§ Work to do
Narrow the data below down to the lines containing "subtitle".

§ Listed entries
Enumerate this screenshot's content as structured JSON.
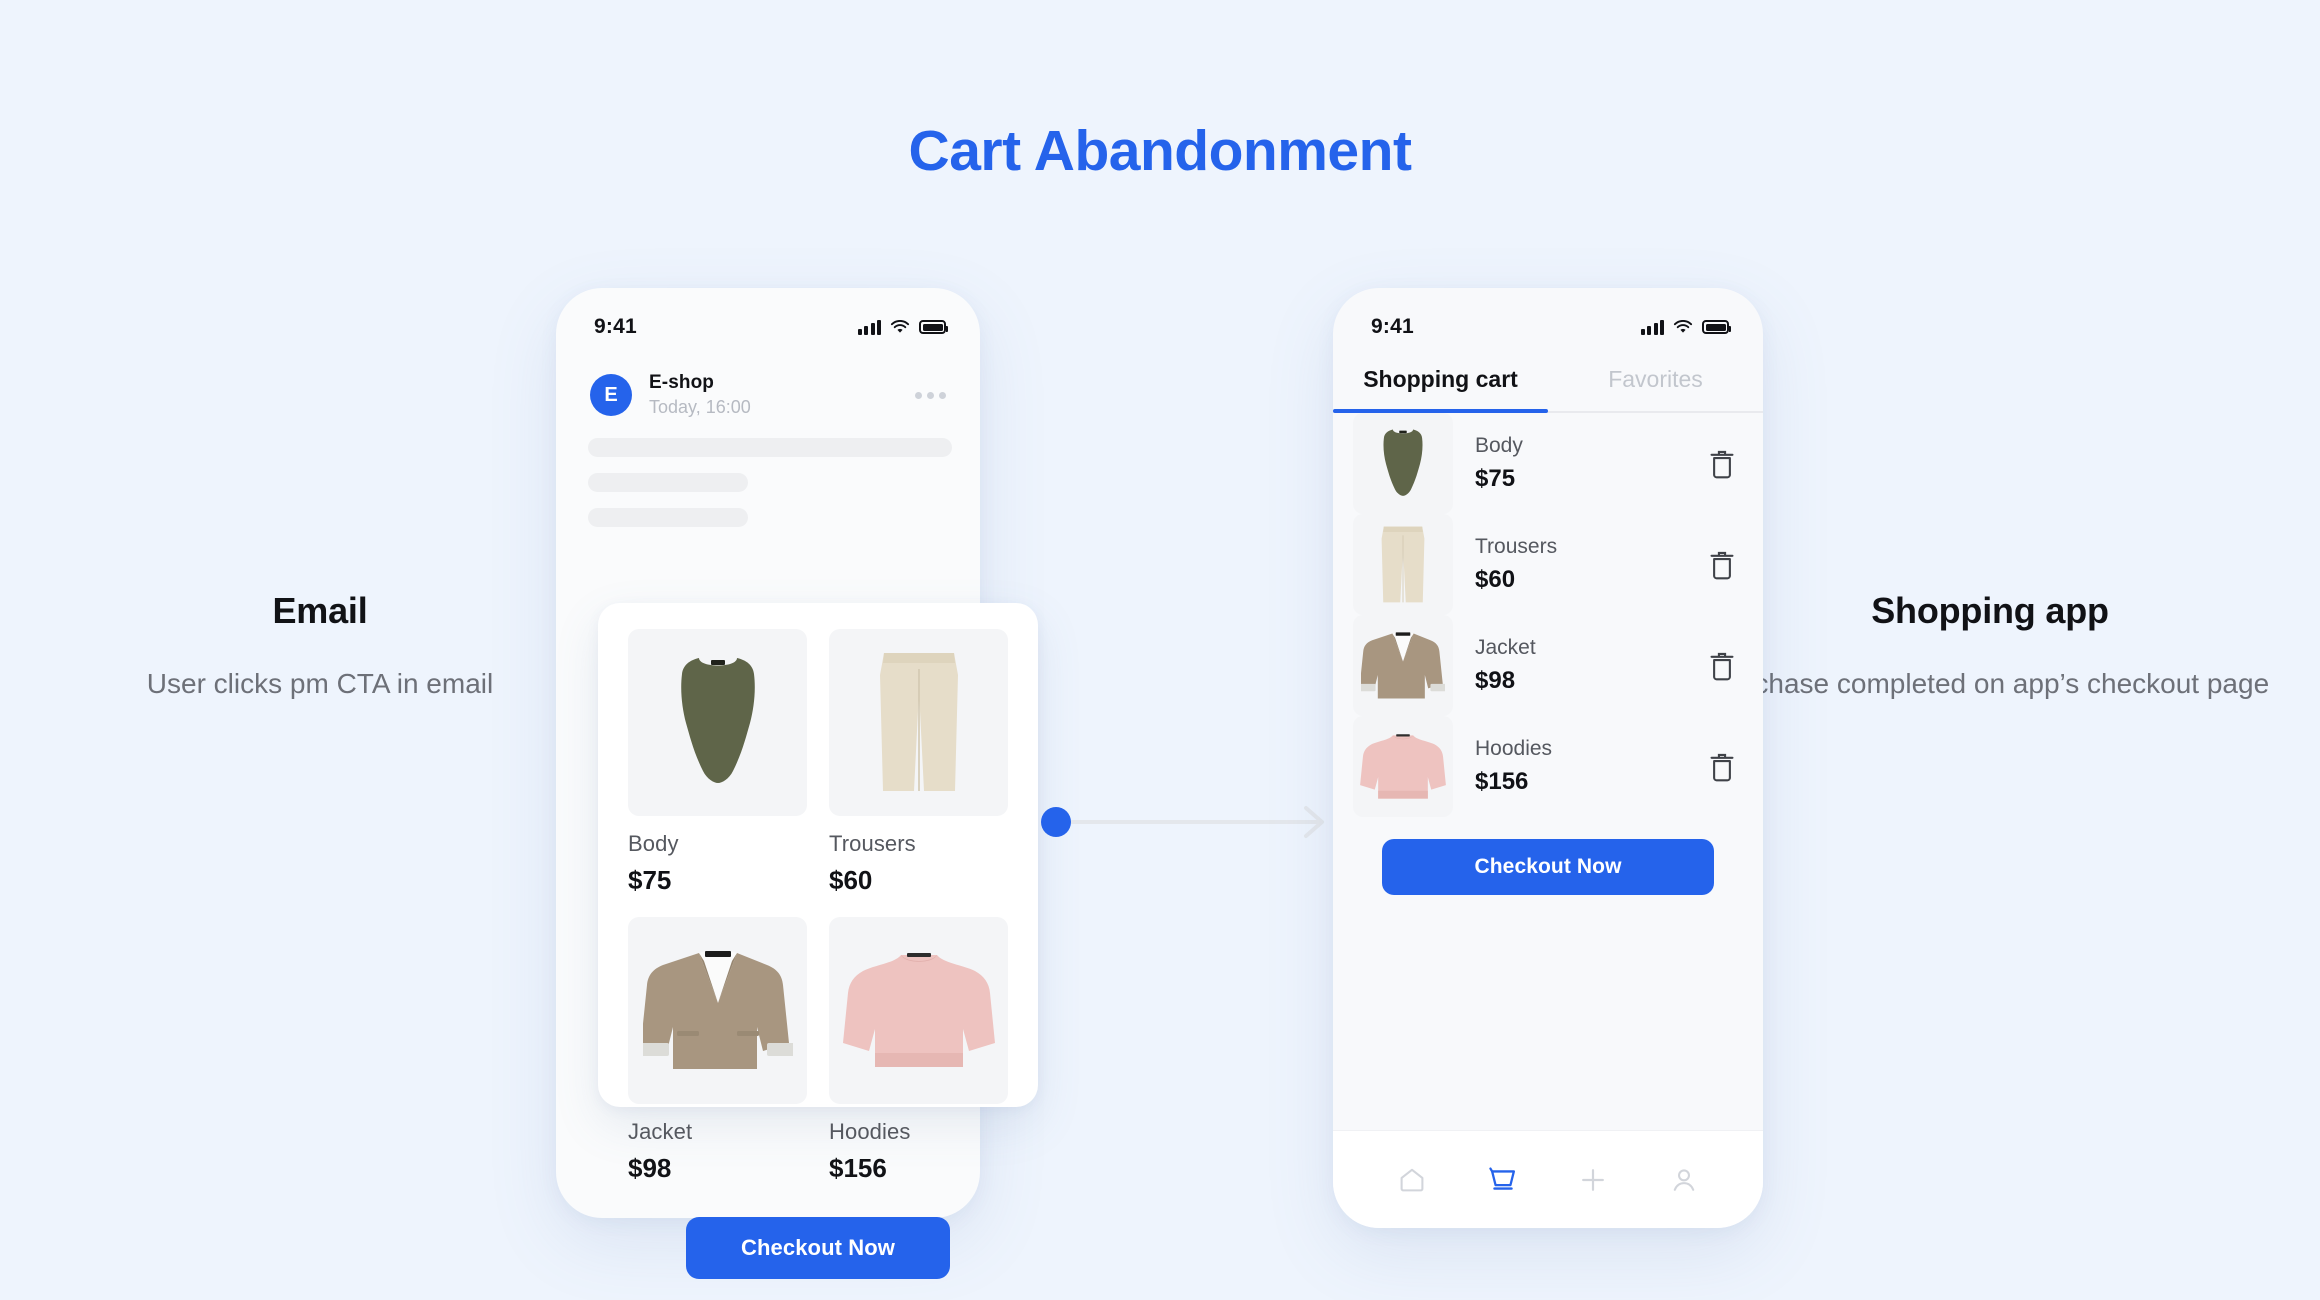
{
  "page": {
    "title": "Cart Abandonment",
    "accent_color": "#2563eb",
    "background_color": "#eef4fd"
  },
  "caption_left": {
    "title": "Email",
    "subtitle": "User clicks pm CTA in email"
  },
  "caption_right": {
    "title": "Shopping app",
    "subtitle": "Purchase completed on app’s checkout page"
  },
  "email_phone": {
    "status": {
      "time": "9:41",
      "signal_icon": "signal-bars-icon",
      "wifi_icon": "wifi-icon",
      "battery_icon": "battery-icon"
    },
    "mail": {
      "avatar_initial": "E",
      "sender": "E-shop",
      "timestamp": "Today, 16:00",
      "more_icon": "more-options-icon"
    },
    "products": [
      {
        "name": "Body",
        "price": "$75",
        "image": "olive-bodysuit",
        "color": "#5f6549"
      },
      {
        "name": "Trousers",
        "price": "$60",
        "image": "cream-trousers",
        "color": "#e6ddc9"
      },
      {
        "name": "Jacket",
        "price": "$98",
        "image": "taupe-blazer",
        "color": "#a89680"
      },
      {
        "name": "Hoodies",
        "price": "$156",
        "image": "pink-sweatshirt",
        "color": "#eec3c0"
      }
    ],
    "checkout_label": "Checkout Now"
  },
  "app_phone": {
    "status": {
      "time": "9:41",
      "signal_icon": "signal-bars-icon",
      "wifi_icon": "wifi-icon",
      "battery_icon": "battery-icon"
    },
    "tabs": [
      {
        "label": "Shopping cart",
        "active": true
      },
      {
        "label": "Favorites",
        "active": false
      }
    ],
    "cart_items": [
      {
        "name": "Body",
        "price": "$75",
        "image": "olive-bodysuit",
        "color": "#5f6549",
        "delete_icon": "trash-icon"
      },
      {
        "name": "Trousers",
        "price": "$60",
        "image": "cream-trousers",
        "color": "#e6ddc9",
        "delete_icon": "trash-icon"
      },
      {
        "name": "Jacket",
        "price": "$98",
        "image": "taupe-blazer",
        "color": "#a89680",
        "delete_icon": "trash-icon"
      },
      {
        "name": "Hoodies",
        "price": "$156",
        "image": "pink-sweatshirt",
        "color": "#eec3c0",
        "delete_icon": "trash-icon"
      }
    ],
    "checkout_label": "Checkout Now",
    "bottom_nav": [
      {
        "icon": "home-icon",
        "active": false
      },
      {
        "icon": "cart-icon",
        "active": true
      },
      {
        "icon": "plus-icon",
        "active": false
      },
      {
        "icon": "profile-icon",
        "active": false
      }
    ]
  },
  "connector": {
    "start_dot_icon": "connector-dot",
    "arrow_icon": "arrow-right-icon"
  }
}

§ Result of the exercise
    "subtitle": "User clicks pm CTA in email"
    "subtitle": "Purchase completed on app’s checkout page"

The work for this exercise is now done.